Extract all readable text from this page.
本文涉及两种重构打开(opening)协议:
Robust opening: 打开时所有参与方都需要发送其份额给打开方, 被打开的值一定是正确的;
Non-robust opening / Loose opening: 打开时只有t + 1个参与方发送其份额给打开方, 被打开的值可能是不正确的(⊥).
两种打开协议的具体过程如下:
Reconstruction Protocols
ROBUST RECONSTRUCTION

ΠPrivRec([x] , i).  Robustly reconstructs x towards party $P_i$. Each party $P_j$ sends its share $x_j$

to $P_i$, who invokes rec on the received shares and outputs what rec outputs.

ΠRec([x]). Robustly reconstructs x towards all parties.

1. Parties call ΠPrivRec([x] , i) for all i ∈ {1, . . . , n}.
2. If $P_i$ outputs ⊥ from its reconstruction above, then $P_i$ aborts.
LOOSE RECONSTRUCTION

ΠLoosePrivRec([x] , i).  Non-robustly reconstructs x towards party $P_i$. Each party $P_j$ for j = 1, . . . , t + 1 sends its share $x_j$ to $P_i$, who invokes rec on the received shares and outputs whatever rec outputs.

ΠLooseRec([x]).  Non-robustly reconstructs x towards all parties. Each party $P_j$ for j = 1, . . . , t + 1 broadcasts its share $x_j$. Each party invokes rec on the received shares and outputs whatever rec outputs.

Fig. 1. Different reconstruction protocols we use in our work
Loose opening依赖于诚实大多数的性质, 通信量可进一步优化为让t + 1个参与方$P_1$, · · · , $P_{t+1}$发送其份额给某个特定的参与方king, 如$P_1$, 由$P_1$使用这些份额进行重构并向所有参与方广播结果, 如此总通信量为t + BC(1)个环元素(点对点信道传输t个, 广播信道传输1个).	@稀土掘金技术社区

- Set task -
Looking at the records above, work out how many lines include the string "towards". Give the number and nothing else.

- Answer to the problem -
4